Look through the data below. Collect every line where the word "text" occurs.

### [Collected data entries]
-- Begin --

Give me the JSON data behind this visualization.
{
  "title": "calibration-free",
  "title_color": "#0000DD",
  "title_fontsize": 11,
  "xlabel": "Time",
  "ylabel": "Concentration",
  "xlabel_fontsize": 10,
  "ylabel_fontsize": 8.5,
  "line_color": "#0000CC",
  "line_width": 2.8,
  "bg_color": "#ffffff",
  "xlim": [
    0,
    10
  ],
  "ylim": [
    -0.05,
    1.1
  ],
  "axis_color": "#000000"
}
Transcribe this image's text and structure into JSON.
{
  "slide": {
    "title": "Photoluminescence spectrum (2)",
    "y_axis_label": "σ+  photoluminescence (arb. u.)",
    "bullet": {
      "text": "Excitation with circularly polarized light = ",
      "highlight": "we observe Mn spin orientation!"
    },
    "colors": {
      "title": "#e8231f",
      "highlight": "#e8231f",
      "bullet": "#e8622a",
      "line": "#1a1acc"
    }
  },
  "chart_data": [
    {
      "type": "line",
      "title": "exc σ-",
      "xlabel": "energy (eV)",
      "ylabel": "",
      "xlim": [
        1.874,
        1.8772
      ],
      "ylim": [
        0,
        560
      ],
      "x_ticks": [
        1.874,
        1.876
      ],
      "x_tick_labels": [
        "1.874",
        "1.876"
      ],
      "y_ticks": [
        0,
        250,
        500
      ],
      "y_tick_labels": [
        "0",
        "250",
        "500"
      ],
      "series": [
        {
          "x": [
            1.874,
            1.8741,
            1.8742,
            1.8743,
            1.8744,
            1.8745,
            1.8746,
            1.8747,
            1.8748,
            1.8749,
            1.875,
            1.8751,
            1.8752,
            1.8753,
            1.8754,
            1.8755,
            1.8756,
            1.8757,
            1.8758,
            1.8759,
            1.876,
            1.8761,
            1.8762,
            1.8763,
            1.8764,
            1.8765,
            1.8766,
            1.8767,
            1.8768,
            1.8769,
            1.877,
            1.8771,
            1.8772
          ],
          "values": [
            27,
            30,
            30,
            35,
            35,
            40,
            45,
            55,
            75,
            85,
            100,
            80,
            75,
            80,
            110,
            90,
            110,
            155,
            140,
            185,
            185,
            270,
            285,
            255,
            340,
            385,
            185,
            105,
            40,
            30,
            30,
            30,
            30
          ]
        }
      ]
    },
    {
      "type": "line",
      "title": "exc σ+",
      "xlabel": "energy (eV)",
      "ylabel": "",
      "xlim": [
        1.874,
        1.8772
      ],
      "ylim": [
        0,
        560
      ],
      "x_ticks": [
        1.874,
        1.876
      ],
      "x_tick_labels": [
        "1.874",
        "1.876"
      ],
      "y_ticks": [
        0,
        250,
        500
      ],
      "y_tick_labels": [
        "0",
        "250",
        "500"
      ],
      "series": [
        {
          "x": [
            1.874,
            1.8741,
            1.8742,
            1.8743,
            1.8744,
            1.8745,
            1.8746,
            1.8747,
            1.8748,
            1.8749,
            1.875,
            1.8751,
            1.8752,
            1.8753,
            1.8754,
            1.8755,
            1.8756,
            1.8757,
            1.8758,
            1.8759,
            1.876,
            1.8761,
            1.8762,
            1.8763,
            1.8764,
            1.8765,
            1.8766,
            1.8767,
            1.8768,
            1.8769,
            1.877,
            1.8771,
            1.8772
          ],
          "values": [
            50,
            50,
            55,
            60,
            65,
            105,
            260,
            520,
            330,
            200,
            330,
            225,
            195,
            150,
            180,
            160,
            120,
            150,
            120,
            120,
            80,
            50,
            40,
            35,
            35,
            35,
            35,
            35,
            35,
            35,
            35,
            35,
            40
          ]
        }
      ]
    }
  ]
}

-- End --

### [Solution for this problem]
Transcribe this image's text and structure into JSON.
      "text": "Excitation with circularly polarized light = ",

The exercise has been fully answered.